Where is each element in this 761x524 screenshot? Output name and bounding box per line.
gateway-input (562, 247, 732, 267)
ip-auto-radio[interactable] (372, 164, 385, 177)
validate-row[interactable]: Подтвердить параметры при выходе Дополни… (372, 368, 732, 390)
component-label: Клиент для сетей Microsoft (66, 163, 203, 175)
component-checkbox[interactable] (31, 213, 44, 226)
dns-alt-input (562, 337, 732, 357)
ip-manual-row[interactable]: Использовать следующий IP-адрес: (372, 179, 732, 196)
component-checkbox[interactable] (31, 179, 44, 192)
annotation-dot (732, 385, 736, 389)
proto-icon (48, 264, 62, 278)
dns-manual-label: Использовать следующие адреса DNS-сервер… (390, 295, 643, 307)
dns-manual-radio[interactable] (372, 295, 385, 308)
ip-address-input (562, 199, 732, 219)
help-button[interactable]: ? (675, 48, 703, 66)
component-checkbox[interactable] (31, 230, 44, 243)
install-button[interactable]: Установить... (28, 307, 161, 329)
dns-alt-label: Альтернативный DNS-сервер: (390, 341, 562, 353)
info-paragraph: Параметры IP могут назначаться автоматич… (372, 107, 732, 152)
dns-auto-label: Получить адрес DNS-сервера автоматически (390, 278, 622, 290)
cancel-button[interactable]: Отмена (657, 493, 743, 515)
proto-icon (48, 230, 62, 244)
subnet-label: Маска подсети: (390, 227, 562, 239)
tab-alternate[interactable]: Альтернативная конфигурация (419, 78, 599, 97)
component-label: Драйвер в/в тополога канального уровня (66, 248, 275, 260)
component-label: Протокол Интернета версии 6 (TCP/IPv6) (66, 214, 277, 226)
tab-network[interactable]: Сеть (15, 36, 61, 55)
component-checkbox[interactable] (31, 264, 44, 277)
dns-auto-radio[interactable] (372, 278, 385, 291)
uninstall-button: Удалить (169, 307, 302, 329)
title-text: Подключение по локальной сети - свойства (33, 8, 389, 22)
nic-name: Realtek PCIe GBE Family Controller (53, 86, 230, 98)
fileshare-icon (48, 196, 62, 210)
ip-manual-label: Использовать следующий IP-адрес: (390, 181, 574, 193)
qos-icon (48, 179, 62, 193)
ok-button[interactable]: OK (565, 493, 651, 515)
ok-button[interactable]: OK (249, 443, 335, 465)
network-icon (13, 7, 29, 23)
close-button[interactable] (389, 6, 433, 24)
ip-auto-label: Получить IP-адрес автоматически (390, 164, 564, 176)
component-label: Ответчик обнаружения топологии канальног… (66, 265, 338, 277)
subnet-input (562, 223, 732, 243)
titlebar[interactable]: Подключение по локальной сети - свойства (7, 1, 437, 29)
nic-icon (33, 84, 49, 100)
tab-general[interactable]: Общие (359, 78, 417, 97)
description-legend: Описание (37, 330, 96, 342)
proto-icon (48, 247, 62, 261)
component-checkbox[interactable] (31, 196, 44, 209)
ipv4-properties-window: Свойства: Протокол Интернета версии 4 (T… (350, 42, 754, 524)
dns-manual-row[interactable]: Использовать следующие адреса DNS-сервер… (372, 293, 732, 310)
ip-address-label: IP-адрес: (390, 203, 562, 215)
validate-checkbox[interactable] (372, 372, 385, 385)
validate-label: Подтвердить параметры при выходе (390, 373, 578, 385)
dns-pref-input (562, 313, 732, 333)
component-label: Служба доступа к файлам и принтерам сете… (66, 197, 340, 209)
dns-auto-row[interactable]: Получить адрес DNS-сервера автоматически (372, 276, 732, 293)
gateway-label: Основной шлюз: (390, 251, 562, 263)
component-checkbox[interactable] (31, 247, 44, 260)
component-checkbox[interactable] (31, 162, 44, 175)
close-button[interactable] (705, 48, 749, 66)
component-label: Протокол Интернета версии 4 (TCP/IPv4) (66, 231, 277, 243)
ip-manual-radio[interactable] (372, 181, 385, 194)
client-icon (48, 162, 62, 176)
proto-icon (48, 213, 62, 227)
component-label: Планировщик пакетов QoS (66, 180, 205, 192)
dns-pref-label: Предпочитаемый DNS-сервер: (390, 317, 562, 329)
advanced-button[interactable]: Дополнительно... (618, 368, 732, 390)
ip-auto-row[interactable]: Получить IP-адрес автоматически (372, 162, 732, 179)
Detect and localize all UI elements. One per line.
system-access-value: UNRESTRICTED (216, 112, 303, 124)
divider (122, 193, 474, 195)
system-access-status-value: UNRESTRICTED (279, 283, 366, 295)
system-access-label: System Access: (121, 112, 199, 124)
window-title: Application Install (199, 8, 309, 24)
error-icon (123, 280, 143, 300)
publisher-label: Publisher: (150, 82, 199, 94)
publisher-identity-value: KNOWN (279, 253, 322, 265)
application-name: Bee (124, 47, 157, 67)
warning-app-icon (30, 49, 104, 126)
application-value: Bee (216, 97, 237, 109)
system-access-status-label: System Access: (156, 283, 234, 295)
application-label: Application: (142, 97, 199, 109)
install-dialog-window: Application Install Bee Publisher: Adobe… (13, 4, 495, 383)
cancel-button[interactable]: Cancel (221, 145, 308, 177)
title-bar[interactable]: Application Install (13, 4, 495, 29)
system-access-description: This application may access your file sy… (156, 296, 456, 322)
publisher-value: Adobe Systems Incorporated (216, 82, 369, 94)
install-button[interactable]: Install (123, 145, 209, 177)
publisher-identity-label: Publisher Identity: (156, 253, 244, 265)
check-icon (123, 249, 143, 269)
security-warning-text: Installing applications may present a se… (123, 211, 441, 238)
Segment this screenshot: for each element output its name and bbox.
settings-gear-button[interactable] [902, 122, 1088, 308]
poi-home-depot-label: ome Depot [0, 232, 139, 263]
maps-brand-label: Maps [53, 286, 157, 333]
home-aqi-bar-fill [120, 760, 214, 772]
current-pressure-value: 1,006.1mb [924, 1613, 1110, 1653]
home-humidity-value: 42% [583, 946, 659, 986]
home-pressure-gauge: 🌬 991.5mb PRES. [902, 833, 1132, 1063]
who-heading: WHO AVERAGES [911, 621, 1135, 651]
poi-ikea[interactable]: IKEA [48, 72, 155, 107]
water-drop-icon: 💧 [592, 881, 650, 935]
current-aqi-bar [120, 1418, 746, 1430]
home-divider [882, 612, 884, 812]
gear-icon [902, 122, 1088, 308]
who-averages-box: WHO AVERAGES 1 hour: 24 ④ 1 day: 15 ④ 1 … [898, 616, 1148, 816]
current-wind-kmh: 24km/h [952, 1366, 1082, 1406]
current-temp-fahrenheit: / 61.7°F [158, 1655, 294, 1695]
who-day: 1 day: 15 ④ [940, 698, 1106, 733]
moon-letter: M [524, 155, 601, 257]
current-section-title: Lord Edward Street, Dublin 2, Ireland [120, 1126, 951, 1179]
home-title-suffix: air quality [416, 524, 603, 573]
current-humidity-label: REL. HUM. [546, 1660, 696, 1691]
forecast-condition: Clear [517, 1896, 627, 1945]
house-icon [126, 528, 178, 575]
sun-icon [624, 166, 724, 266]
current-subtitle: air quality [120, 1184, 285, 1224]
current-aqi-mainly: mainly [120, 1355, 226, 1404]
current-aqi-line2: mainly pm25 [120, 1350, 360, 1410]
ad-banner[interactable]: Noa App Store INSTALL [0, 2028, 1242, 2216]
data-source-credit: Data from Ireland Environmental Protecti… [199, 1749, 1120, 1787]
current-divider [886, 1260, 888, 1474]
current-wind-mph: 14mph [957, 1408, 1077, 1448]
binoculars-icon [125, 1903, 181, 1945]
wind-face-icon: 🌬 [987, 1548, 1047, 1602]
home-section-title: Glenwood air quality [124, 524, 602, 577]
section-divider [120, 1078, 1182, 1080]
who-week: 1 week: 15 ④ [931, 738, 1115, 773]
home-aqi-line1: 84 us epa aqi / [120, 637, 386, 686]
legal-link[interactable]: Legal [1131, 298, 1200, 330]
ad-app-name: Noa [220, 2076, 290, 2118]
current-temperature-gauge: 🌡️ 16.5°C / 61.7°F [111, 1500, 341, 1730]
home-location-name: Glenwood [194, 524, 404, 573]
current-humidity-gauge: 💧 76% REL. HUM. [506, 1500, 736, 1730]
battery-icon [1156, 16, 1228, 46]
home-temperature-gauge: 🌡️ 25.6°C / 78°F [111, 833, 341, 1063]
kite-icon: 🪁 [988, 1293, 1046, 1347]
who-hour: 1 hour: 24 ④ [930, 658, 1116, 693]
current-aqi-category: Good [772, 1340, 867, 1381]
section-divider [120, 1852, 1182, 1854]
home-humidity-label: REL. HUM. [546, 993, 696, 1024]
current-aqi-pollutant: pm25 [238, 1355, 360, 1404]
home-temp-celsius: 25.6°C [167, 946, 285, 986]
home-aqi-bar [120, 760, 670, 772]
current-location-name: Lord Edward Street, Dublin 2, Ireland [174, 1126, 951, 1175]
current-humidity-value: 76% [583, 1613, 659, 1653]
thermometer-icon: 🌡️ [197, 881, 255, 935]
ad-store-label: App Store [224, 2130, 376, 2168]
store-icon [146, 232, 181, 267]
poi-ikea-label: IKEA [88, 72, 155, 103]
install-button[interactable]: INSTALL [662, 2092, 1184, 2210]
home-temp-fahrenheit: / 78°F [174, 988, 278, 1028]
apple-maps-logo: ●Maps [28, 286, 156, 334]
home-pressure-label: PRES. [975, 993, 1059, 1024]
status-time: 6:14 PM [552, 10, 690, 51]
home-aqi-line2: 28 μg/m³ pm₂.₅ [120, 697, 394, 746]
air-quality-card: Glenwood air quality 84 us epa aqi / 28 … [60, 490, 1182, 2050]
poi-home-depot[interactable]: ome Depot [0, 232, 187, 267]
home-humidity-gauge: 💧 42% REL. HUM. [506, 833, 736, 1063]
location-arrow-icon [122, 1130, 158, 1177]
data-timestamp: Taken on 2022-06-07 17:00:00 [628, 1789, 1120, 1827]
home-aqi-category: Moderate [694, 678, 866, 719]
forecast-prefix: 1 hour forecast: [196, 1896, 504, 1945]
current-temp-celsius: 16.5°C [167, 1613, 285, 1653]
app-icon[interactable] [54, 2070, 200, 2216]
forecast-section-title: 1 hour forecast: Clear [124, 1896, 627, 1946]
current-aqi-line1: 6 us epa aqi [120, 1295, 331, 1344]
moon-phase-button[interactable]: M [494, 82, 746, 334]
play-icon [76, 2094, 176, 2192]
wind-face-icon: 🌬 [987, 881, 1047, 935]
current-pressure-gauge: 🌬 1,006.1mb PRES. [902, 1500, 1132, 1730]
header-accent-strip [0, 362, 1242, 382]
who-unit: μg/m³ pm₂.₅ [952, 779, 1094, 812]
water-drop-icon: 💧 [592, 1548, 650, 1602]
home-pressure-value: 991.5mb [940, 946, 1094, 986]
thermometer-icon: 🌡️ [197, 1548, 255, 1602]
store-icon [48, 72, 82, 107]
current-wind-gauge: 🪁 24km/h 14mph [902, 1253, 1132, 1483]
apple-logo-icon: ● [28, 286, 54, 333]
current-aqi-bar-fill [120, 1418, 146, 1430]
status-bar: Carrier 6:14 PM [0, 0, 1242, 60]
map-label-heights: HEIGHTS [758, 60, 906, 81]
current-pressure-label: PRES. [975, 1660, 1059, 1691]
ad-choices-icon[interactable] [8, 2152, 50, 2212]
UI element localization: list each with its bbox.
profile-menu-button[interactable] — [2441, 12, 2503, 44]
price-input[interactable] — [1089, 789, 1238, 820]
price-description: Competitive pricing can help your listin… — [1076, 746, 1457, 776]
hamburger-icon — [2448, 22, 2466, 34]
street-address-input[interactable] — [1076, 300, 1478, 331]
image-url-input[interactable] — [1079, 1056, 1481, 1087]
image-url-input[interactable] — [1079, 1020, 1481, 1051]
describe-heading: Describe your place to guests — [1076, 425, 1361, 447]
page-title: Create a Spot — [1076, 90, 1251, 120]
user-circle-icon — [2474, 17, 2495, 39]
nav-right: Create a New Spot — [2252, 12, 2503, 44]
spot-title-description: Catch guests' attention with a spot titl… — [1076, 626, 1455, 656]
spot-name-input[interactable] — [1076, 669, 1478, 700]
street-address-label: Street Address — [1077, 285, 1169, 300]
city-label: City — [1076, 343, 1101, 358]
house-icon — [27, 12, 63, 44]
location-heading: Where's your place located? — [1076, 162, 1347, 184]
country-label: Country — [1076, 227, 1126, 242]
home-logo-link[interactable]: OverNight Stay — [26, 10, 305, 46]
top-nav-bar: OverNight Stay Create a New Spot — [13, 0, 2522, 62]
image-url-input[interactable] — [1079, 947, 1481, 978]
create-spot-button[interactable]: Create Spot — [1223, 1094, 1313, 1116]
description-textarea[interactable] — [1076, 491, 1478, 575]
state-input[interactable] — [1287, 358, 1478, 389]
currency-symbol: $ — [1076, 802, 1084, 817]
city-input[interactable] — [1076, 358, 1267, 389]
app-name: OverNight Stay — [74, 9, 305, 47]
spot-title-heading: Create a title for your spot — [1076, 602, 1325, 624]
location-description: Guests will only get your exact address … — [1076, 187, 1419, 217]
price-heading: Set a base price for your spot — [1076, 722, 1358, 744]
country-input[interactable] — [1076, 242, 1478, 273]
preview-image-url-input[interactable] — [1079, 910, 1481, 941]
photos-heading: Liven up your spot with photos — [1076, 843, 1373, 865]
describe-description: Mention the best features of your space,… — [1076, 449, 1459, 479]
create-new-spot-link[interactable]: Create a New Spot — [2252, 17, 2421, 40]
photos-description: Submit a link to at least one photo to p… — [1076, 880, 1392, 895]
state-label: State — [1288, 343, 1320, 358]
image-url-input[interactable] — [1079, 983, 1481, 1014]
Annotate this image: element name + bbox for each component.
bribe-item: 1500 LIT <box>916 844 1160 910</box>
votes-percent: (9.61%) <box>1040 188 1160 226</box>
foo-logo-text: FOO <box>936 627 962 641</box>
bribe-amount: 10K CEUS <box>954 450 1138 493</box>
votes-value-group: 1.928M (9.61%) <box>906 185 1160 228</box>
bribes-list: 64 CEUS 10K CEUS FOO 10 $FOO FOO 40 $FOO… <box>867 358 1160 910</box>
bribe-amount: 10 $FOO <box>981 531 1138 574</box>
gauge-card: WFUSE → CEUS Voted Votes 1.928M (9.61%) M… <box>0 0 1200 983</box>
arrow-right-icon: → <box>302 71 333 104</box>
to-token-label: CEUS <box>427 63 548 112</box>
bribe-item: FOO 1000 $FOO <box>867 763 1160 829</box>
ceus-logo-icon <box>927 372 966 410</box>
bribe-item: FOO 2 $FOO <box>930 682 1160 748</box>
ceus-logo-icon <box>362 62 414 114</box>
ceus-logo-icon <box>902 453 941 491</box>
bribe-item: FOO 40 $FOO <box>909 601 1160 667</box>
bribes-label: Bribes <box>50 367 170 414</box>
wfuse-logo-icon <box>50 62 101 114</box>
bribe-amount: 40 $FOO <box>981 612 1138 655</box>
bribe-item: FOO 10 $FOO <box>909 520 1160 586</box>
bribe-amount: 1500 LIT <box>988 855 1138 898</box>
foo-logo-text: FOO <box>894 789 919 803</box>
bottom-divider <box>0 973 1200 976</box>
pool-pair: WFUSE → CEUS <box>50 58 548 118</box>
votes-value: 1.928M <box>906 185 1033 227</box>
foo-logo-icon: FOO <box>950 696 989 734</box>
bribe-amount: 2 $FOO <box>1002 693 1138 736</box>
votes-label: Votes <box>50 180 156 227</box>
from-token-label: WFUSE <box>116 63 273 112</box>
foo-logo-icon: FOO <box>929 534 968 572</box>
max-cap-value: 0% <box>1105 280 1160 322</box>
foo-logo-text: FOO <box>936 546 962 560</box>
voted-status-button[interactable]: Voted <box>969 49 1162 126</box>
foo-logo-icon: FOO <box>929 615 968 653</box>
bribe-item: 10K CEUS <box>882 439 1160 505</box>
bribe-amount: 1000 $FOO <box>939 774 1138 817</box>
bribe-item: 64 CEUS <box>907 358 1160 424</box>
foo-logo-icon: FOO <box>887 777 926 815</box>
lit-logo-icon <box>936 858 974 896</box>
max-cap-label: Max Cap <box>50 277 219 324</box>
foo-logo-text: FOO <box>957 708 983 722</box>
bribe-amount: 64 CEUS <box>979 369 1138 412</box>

• • • •

- Given exercise
Could you quote the records word for word, starting at their first line and ending at the line that contains "dns-auto-label: Получить адрес"?

- Solution to this problem
Where is each element in this 761x524 screenshot? Output name and bounding box per line.
gateway-input (562, 247, 732, 267)
ip-auto-radio[interactable] (372, 164, 385, 177)
validate-row[interactable]: Подтвердить параметры при выходе Дополни… (372, 368, 732, 390)
component-label: Клиент для сетей Microsoft (66, 163, 203, 175)
component-checkbox[interactable] (31, 213, 44, 226)
dns-alt-input (562, 337, 732, 357)
ip-manual-row[interactable]: Использовать следующий IP-адрес: (372, 179, 732, 196)
component-checkbox[interactable] (31, 179, 44, 192)
annotation-dot (732, 385, 736, 389)
proto-icon (48, 264, 62, 278)
dns-manual-label: Использовать следующие адреса DNS-сервер… (390, 295, 643, 307)
dns-manual-radio[interactable] (372, 295, 385, 308)
ip-address-input (562, 199, 732, 219)
help-button[interactable]: ? (675, 48, 703, 66)
component-checkbox[interactable] (31, 230, 44, 243)
install-button[interactable]: Установить... (28, 307, 161, 329)
dns-alt-label: Альтернативный DNS-сервер: (390, 341, 562, 353)
info-paragraph: Параметры IP могут назначаться автоматич… (372, 107, 732, 152)
dns-auto-label: Получить адрес DNS-сервера автоматически (390, 278, 622, 290)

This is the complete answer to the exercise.